Keep the pictures out and restate every record exactly.

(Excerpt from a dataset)
—————

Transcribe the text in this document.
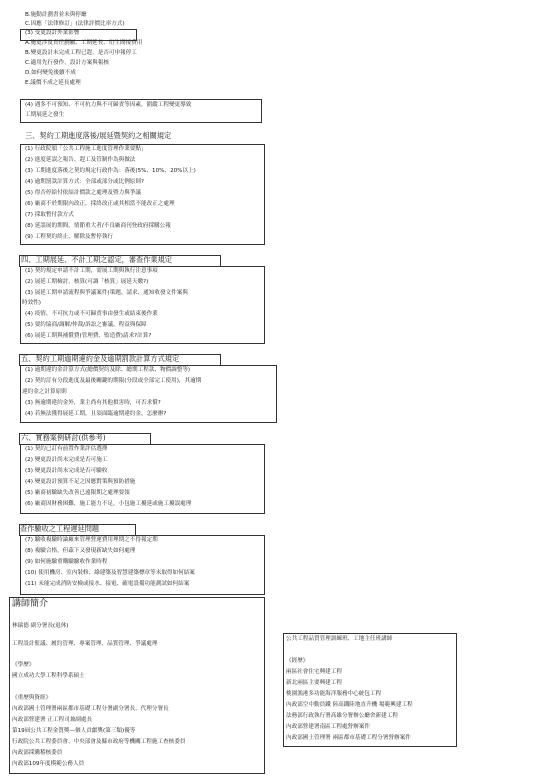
B.施動計劃書並未與停廳
C.因應「法律修訂」(法律評價比率方式)
(3) 受更設計外業影響
A.施更涉及責任劃屬、工期延長、衍生間接費用
B.變更設計未完成工程已趕，是否可申報停工
C.適用先行發作，設計方案與報核
D.如何變免後續不成
E.議價不成之延長處理
(4) 遇多不可預知、不可抗力與不可歸責等因素，錯縱工程變更導致
工期展延之發生
三、契約工期進度落後/展延暨契約之相關規定
(1) 行政院頒「公共工程施工進度管理作業要點」
(2) 進度延誤之報告、趕工及管制作為與做法
(3) 工期進度落後之契約規定行政作為：落後(5%、10%、20%以上)
(4) 逾期罰款計算方式：全部或部分或比例原則?
(5) 得否停給付依結計價款之處理及暨力與爭議
(6) 廠商不於期限內改正，採終改正或其相當不能改正之處理
(7) 採取暫付款方式
(8) 延誤展的期間，情節重大者/不良廠商刊登政府採購公報
(9) 工程契約終止、解除及暫停執行
四、工期展延、不計工期之認定，審查作業規定
(1) 契約規定申請不計工期，需展工期與執行注意事項
(2) 展延工期檢討，核算(可調「核算」展延天數?)
(3) 展延工期申請流程與爭議案件(策題、請求、通知收發文件案與
時效性)
(4) 疫情、不可抗力或不可歸責事由發生或結束後作業
(5) 要約協商/調解/仲裁/訴訟之審議，程益與保障
(6) 展延工期與補償費(管理費、監造費)請求?計算?
五、契約工期逾期違約金及逾期罰款計算方式規定
(1) 逾期違約金計算方式(總價契約及除、總期工程款、物價調整等)
(2) 契約訂有分段進度及最後關鍵的期限(分段或全部完工使用)，其逾期
違約金之計算原則
(3) 無逾期違約金外，業主尚有其他損害時，可否求償?
(4) 若無法獲得展延工期，且須面臨逾期違約金，怎麼辦?
六、實務案例研討(供參考)
(1) 契約已訂有前置作業評估選擇
(2) 變更設計尚未完成是否可施工
(3) 變更設計尚未完成是否可驗收
(4) 變更設計預算不足之因應對策與預防措施
(5) 廠商初驗缺失改善已遠限期之處理要領
(6) 廠商因財務困難，施工能力不足，小包施工擾延或施工擾誤處理
查作驗收之工程遲延問題
(7) 驗收複驗時論廠來管理營運費用理期之不得報定期
(8) 複驗合格，但茲下又發現新缺失如何處理
(9) 如何施驗重購驗驗收作業時程
(10) 使用機房、室內裝修、綠建築及智慧建築標章等未取得如何結案
(11) 未能完成消防安檢或接水、接電、確電設備功能測試如何結案
講師簡介
林瑞德 副分署長(退休)
工程設計監議、履約管理、專案管理、品質管理、爭議處理
《學歷》
國立成功大學工程科學系碩士
《重歷與資經》
內政部國土管理署兩區都市基礎工程分署副分署長、代理分署長
內政部營建署 正工程司兼副處長
第19屆公共工程金質獎—個人貢獻獎(第三類)優等
行政院公共工程委員會、中央部會及縣市政府等機關工程施工查核委員
內政部採購稽核委員
內政部109年度模範公務人員
公共工程品質管理訓練班、工地主任班講師
《經歷》
兩區社會住宅興建工程
新北兩區主要興建工程
桃園漁港多功能海洋服務中心統包工程
內政部空中動員鐵 陸高鐵陸地直升機 場範興建工程
法務部行政執行署高雄分署辦公廳舍新建工程
內政部營建署南區工程處營辦案件
內政部國土管理署 兩區都市基礎工程分署營辦案件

—————

* **Exercise response**
Transcribe the text in this document.
B.施動計劃書並未與停廳
C.因應「法律修訂」(法律評價比率方式)
(3) 受更設計外業影響
A.施更涉及責任劃屬、工期延長、衍生間接費用
B.變更設計未完成工程已趕，是否可申報停工
C.適用先行發作，設計方案與報核
D.如何變免後續不成
E.議價不成之延長處理
(4) 遇多不可預知、不可抗力與不可歸責等因素，錯縱工程變更導致
工期展延之發生
三、契約工期進度落後/展延暨契約之相關規定
(1) 行政院頒「公共工程施工進度管理作業要點」
(2) 進度延誤之報告、趕工及管制作為與做法
(3) 工期進度落後之契約規定行政作為：落後(5%、10%、20%以上)
(4) 逾期罰款計算方式：全部或部分或比例原則?
(5) 得否停給付依結計價款之處理及暨力與爭議
(6) 廠商不於期限內改正，採終改正或其相當不能改正之處理
(7) 採取暫付款方式
(8) 延誤展的期間，情節重大者/不良廠商刊登政府採購公報
(9) 工程契約終止、解除及暫停執行
四、工期展延、不計工期之認定，審查作業規定
(1) 契約規定申請不計工期，需展工期與執行注意事項
(2) 展延工期檢討，核算(可調「核算」展延天數?)
(3) 展延工期申請流程與爭議案件(策題、請求、通知收發文件案與
時效性)
(4) 疫情、不可抗力或不可歸責事由發生或結束後作業
(5) 要約協商/調解/仲裁/訴訟之審議，程益與保障
(6) 展延工期與補償費(管理費、監造費)請求?計算?
五、契約工期逾期違約金及逾期罰款計算方式規定
(1) 逾期違約金計算方式(總價契約及除、總期工程款、物價調整等)
(2) 契約訂有分段進度及最後關鍵的期限(分段或全部完工使用)，其逾期
違約金之計算原則
(3) 無逾期違約金外，業主尚有其他損害時，可否求償?
(4) 若無法獲得展延工期，且須面臨逾期違約金，怎麼辦?
六、實務案例研討(供參考)
(1) 契約已訂有前置作業評估選擇
(2) 變更設計尚未完成是否可施工
(3) 變更設計尚未完成是否可驗收
(4) 變更設計預算不足之因應對策與預防措施
(5) 廠商初驗缺失改善已遠限期之處理要領
(6) 廠商因財務困難，施工能力不足，小包施工擾延或施工擾誤處理
查作驗收之工程遲延問題
(7) 驗收複驗時論廠來管理營運費用理期之不得報定期
(8) 複驗合格，但茲下又發現新缺失如何處理
(9) 如何施驗重購驗驗收作業時程
(10) 使用機房、室內裝修、綠建築及智慧建築標章等未取得如何結案
(11) 未能完成消防安檢或接水、接電、確電設備功能測試如何結案
講師簡介
林瑞德 副分署長(退休)
工程設計監議、履約管理、專案管理、品質管理、爭議處理
《學歷》
國立成功大學工程科學系碩士
《重歷與資經》
內政部國土管理署兩區都市基礎工程分署副分署長、代理分署長
內政部營建署 正工程司兼副處長
第19屆公共工程金質獎—個人貢獻獎(第三類)優等
行政院公共工程委員會、中央部會及縣市政府等機關工程施工查核委員
內政部採購稽核委員
內政部109年度模範公務人員
公共工程品質管理訓練班、工地主任班講師
《經歷》
兩區社會住宅興建工程
新北兩區主要興建工程
桃園漁港多功能海洋服務中心統包工程
內政部空中動員鐵 陸高鐵陸地直升機 場範興建工程
法務部行政執行署高雄分署辦公廳舍新建工程
內政部營建署南區工程處營辦案件
內政部國土管理署 兩區都市基礎工程分署營辦案件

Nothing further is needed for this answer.